L’enfer de Sclessin, côté VIP

Ce sont des alcôves avec vue sur match. Le champagne y coule à flots, bu gaiement par le gratin du sport, de la politique et de l’argent. Bienvenue dans les loges du Standard.

Une odeur de viande grillée flotte dans l’air. On croise un sosie de Johnny Hallyday. Des grappes de jeunes se taquinent gentiment, écharpe rouge et blanche autour du cou, vareuse floquée Van Damme. Dix mètres plus loin, trois quadras urinent de concert, le gobelet rempli de bière entre les dents. Un couple s’enlace, à l’ombre du stade rougeoyant de Sclessin. De l’autre côté de la Meuse, le haut-fourneau d’Ougrée se dresse dans un ciel entre chien et loup, entouré d’installations couleur rouille siglées ArcelorMittal.

Il est 19 heures, ce mardi 16 avril, et le Standard de Liège s’apprête à recevoir le Racing Genk. Doucement, la rue Ernest Solvay et la rue de la Centrale se remplissent de monde. Les cars de supporters commencent à arriver, de Tirlemont ou de Mariembourg. De spacieux pullmans loués pour un soir, d’antiques minibus empruntés aux TEC, qui dégorgent des dizaines de Standardmen de coeur. Un autre monde, plus sélect, s’ouvre quand on atteint le parking VIP, au pied de la tribune 1. Là, c’est le salon de l’auto. Un large échantillon de Mercedes CLS 63, BMW 320 d, Peugeot 508, Volvo 365 i… Des Porsche Cayenne, en veux-tu, en voilà. Et toute la gamme Audi : A4, A5, A6, Q5, Q7.

Le deuxième étage de la tribune est réservé aux loges – 30 pièces fermées, avec baie vitrée donnant directement sur le terrain. Chacune peut accueillir 12 personnes. Businessmen, mandataires politiques, journalistes, personnalités people et gloires sportives y assistent aux matchs du Standard, tout en devisant autour d’un bon repas.

Ce soir, la loge de l’intercommunale Tecteo, active dans l’énergie et les télécoms, propriétaire notamment de la marque Voo, reçoit des cadres du groupe, un dirigeant de l’entreprise Luminus, une figure du CDH liégeois, ainsi que des bourgmestres et échevins socialistes. Tous portent autour du poignet le bracelet noir qui conditionne l’accès aux loges. Rituel d’avant-match : chacun parie 5 euros sur le score. L’un mise 3-0, une autre 4-2.  » Il y a un paquet d’optimistes, ici « , s’amuse Jean-Marie Valkeners, directeur commercial de Tecteo. Invité dans une loge voisine, Louis Smal passe dire bonjour.  » On va gounié « , garantit, en wallon dans le texte, l’ex-dirigeant des métallos CSC et ex-député CDH.

Sur la pelouse, Van Damme, Vainqueur, Ezekiel et consorts s’échauffent. Gros, gros match en perspective. Avec chacun 7 points sur 9 depuis le début des play-offs, le Standard et Genk marchent fort. Le vainqueur du jour pourrait faire un pas décisif vers le titre. Mais les Liégeois doivent vaincre le signe indien : lors de leurs quatre derniers matchs à domicile, ils n’ont pas marqué un seul but.

┄┄┄┄┄┄┄┄┄┄┄┄┄┄┄┄┄┄┄┄

Objectif
Selon l'article sur les loges du Standard, combien de personnes chaque loge peut-elle accueillir ? Le matériel ci-après est indépendant de l'article.

Listes de positions des éléments
┄┄┄┄┄┄┄┄┄┄┄┄┄┄┄┄┄┄┄┄

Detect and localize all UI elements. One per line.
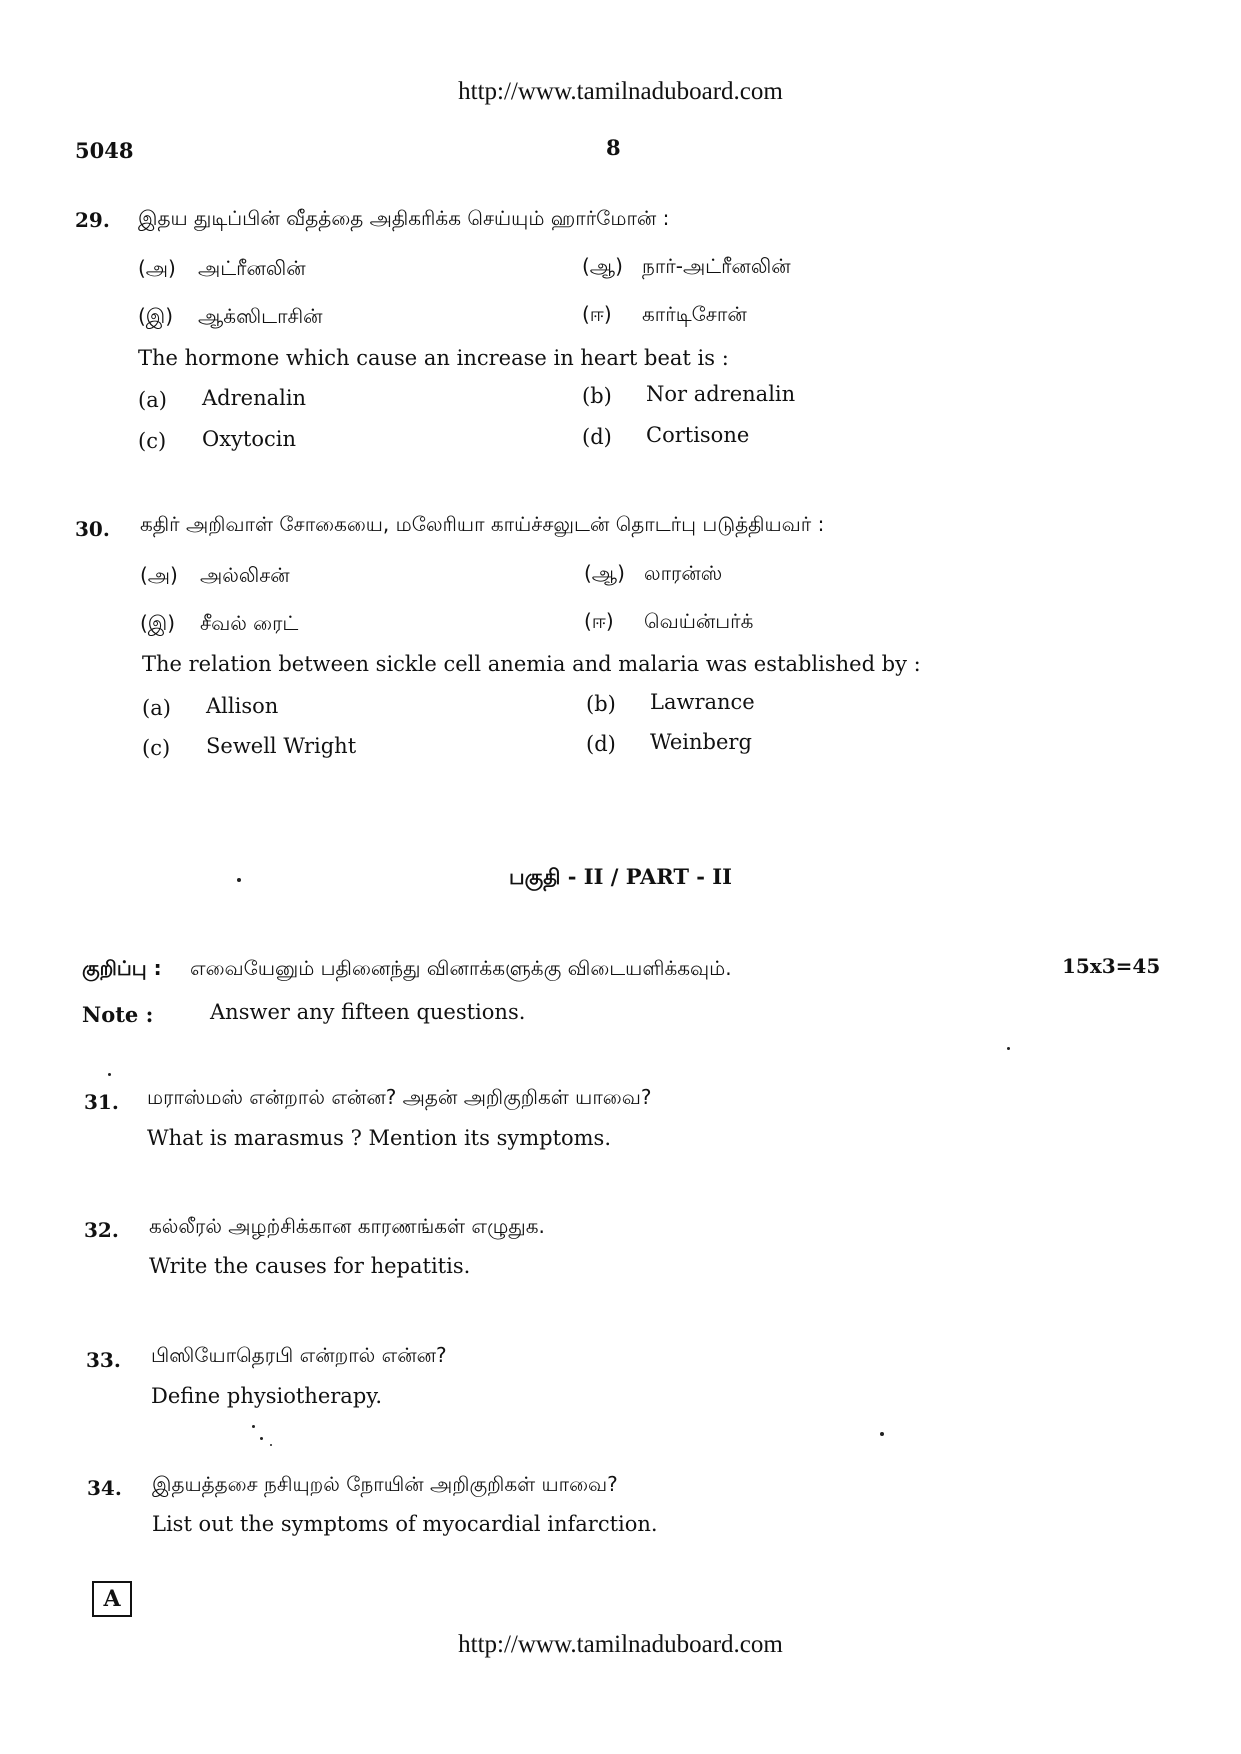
option-label: (ஆ) xyxy=(584,561,625,585)
option-label: (அ) xyxy=(140,563,178,587)
header-url[interactable]: http://www.tamilnaduboard.com xyxy=(458,78,783,105)
option-label: (a) xyxy=(142,696,171,720)
option-label: (இ) xyxy=(140,611,176,635)
option-text: Sewell Wright xyxy=(206,734,357,758)
scan-speck xyxy=(260,1437,263,1440)
question-text-english: Define physiotherapy. xyxy=(151,1384,383,1408)
question-text-english: The relation between sickle cell anemia and malaria was established by : xyxy=(142,652,921,676)
option-text: Oxytocin xyxy=(202,427,297,451)
question-number: 30. xyxy=(75,517,110,541)
option-text: Cortisone xyxy=(646,423,750,447)
scan-speck xyxy=(1007,1047,1010,1050)
question-number: 32. xyxy=(84,1218,119,1242)
option-text: Nor adrenalin xyxy=(646,382,796,406)
option-label: (c) xyxy=(138,429,167,453)
option-label: (ஆ) xyxy=(582,254,623,278)
question-text-tamil: கதிர் அறிவாள் சோகையை, மலேரியா காய்ச்சலுடன் தொடர்பு படுத்தியவர் : xyxy=(140,512,825,536)
question-number: 33. xyxy=(86,1348,121,1372)
option-label: (c) xyxy=(142,736,171,760)
scan-speck xyxy=(880,1432,884,1436)
note-label-tamil: குறிப்பு : xyxy=(82,956,162,980)
question-text-english: The hormone which cause an increase in heart beat is : xyxy=(138,346,729,370)
option-label: (d) xyxy=(582,425,612,449)
question-number: 29. xyxy=(75,208,110,232)
scan-speck xyxy=(237,878,241,882)
question-number: 31. xyxy=(84,1090,119,1114)
question-text-tamil: மராஸ்மஸ் என்றால் என்ன? அதன் அறிகுறிகள் யாவை? xyxy=(147,1085,652,1109)
question-text-tamil: இதய துடிப்பின் வீதத்தை அதிகரிக்க செய்யும் ஹார்மோன் : xyxy=(138,206,670,230)
question-text-tamil: இதயத்தசை நசியுறல் நோயின் அறிகுறிகள் யாவை? xyxy=(152,1472,618,1496)
question-text-english: List out the symptoms of myocardial infarction. xyxy=(152,1512,658,1536)
option-text: அல்லிசன் xyxy=(200,563,290,587)
option-label: (ஈ) xyxy=(584,609,614,633)
note-text-tamil: எவையேனும் பதினைந்து வினாக்களுக்கு விடையளிக்கவும். xyxy=(190,956,732,980)
question-text-tamil: கல்லீரல் அழற்சிக்கான காரணங்கள் எழுதுக. xyxy=(149,1214,545,1238)
option-text: லாரன்ஸ் xyxy=(644,561,723,585)
option-text: சீவல் ரைட் xyxy=(200,611,299,635)
part-heading: பகுதி - II / PART - II xyxy=(509,864,732,889)
question-text-english: What is marasmus ? Mention its symptoms. xyxy=(147,1126,612,1150)
option-text: கார்டிசோன் xyxy=(642,302,747,326)
option-text: அட்ரீனலின் xyxy=(198,256,306,280)
option-text: Allison xyxy=(206,694,279,718)
note-text-english: Answer any fifteen questions. xyxy=(210,1000,526,1024)
option-label: (b) xyxy=(586,692,616,716)
option-label: (இ) xyxy=(138,304,174,328)
option-text: Lawrance xyxy=(650,690,755,714)
option-label: (b) xyxy=(582,384,612,408)
option-text: நார்-அட்ரீனலின் xyxy=(642,254,791,278)
footer-url[interactable]: http://www.tamilnaduboard.com xyxy=(458,1631,783,1658)
option-label: (a) xyxy=(138,388,167,412)
option-label: (ஈ) xyxy=(582,302,612,326)
scan-speck xyxy=(270,1444,272,1446)
option-text: வெய்ன்பர்க் xyxy=(644,609,754,633)
question-text-english: Write the causes for hepatitis. xyxy=(149,1254,471,1278)
question-text-tamil: பிஸியோதெரபி என்றால் என்ன? xyxy=(151,1343,447,1367)
paper-code: 5048 xyxy=(75,138,134,163)
option-text: ஆக்ஸிடாசின் xyxy=(198,304,323,328)
scan-speck xyxy=(108,1073,111,1076)
question-number: 34. xyxy=(87,1476,122,1500)
option-label: (அ) xyxy=(138,256,176,280)
page-number: 8 xyxy=(606,135,621,160)
note-label-english: Note : xyxy=(82,1002,154,1027)
scan-speck xyxy=(252,1425,255,1428)
marks-allocation: 15x3=45 xyxy=(1062,954,1161,978)
option-text: Weinberg xyxy=(650,730,752,754)
option-label: (d) xyxy=(586,732,616,756)
option-text: Adrenalin xyxy=(202,386,307,410)
page-set-box: A xyxy=(92,1581,132,1617)
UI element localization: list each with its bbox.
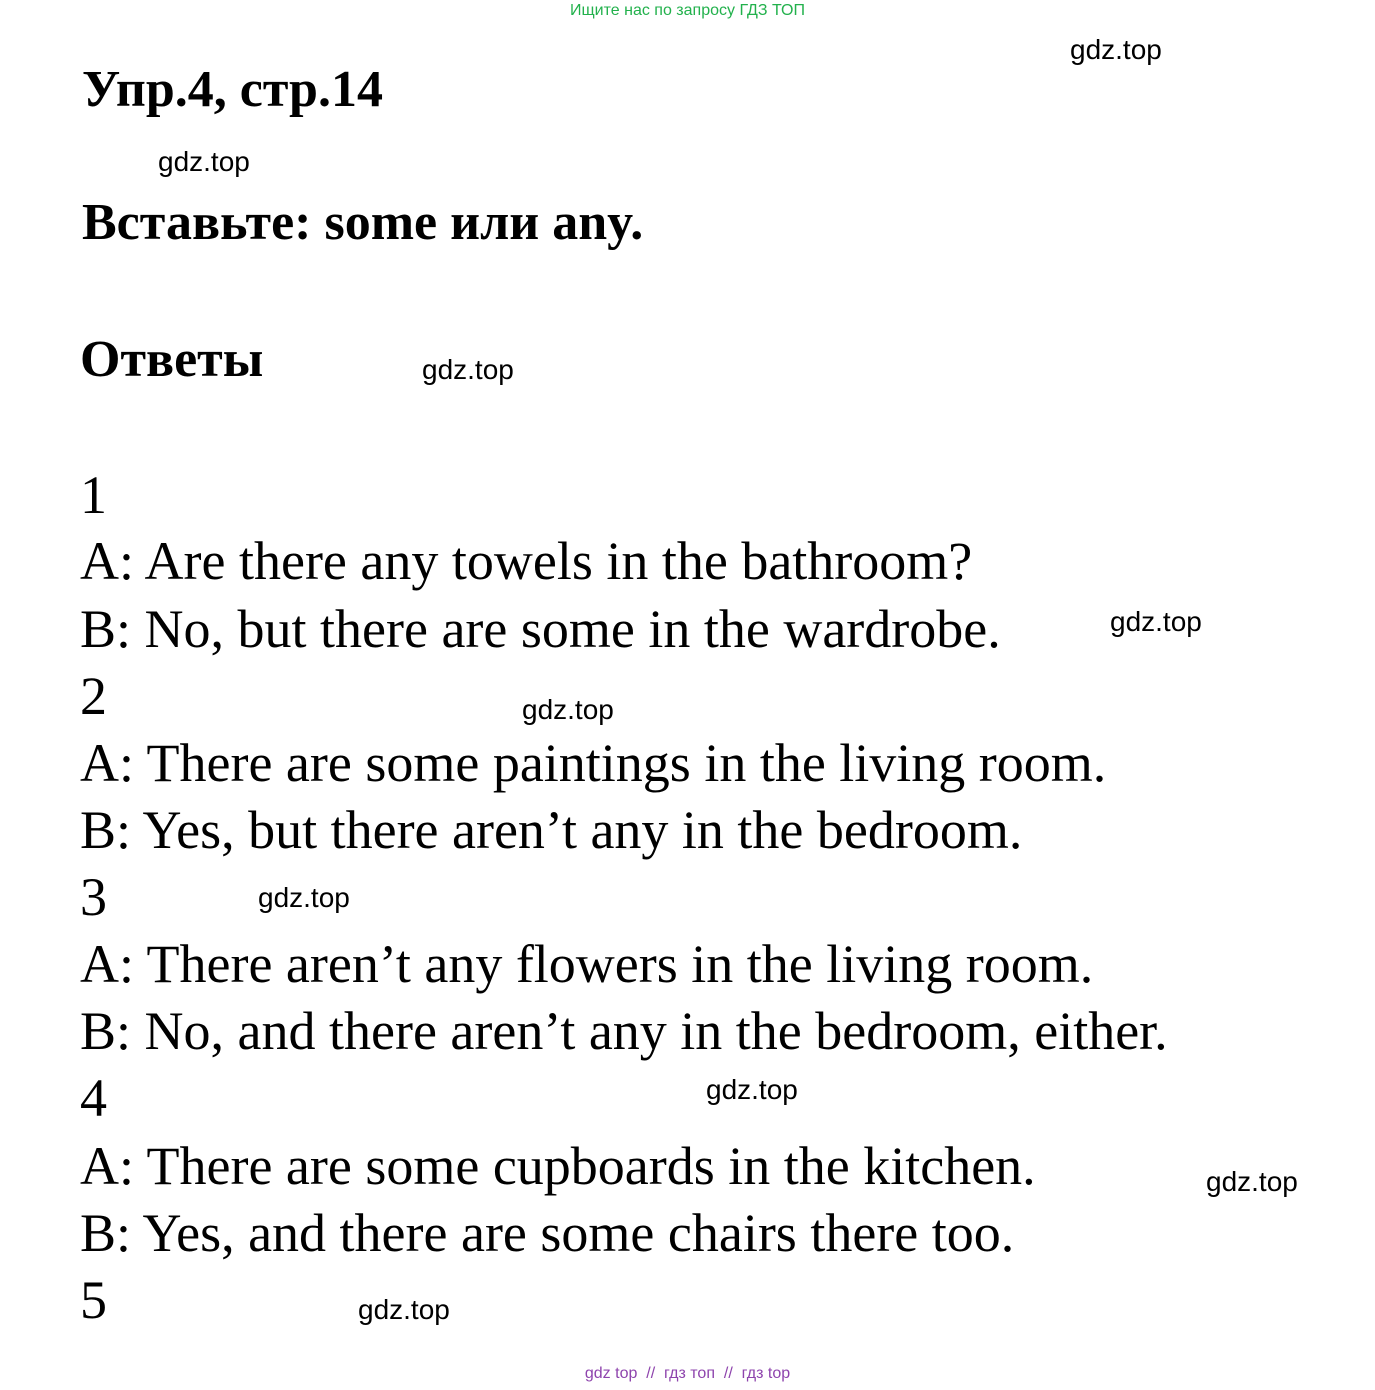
answer-number: 2 xyxy=(80,666,107,726)
answer-number: 5 xyxy=(80,1270,107,1330)
answer-line-a: A: There aren’t any flowers in the living room. xyxy=(80,934,1094,994)
answer-number: 3 xyxy=(80,867,107,927)
answer-line-b: B: Yes, but there aren’t any in the bedroom. xyxy=(80,800,1023,860)
answer-line-a: A: Are there any towels in the bathroom? xyxy=(80,531,973,591)
answer-line-a: A: There are some cupboards in the kitchen. xyxy=(80,1136,1036,1196)
answer-line-b: B: No, but there are some in the wardrobe. xyxy=(80,599,1001,659)
answers-heading: Ответы xyxy=(80,331,264,388)
footer-links: gdz top // гдз топ // гдз top xyxy=(584,1365,791,1382)
watermark: gdz.top xyxy=(706,1074,798,1105)
answer-number: 1 xyxy=(80,465,107,525)
watermark: gdz.top xyxy=(422,354,514,385)
watermark: gdz.top xyxy=(1206,1166,1298,1197)
watermark: gdz.top xyxy=(1110,606,1202,637)
answer-line-a: A: There are some paintings in the living room. xyxy=(80,733,1107,793)
top-banner: Ищите нас по запросу ГДЗ ТОП xyxy=(570,2,805,19)
watermark: gdz.top xyxy=(1070,34,1162,65)
answer-line-b: B: No, and there aren’t any in the bedroom, either. xyxy=(80,1001,1168,1061)
watermark: gdz.top xyxy=(522,694,614,725)
answer-line-b: B: Yes, and there are some chairs there too. xyxy=(80,1203,1015,1263)
watermark: gdz.top xyxy=(258,882,350,913)
watermark: gdz.top xyxy=(358,1294,450,1325)
instruction-text: Вставьте: some или any. xyxy=(82,194,644,251)
page-title: Упр.4, стр.14 xyxy=(82,61,383,118)
answer-number: 4 xyxy=(80,1068,107,1128)
watermark: gdz.top xyxy=(158,146,250,177)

┄┄┄┄┄┄┄┄┄┄┄┄┄┄┄┄┄┄┄┄

Tâche accomplie
Chaque loge peut accueillir 12 personnes.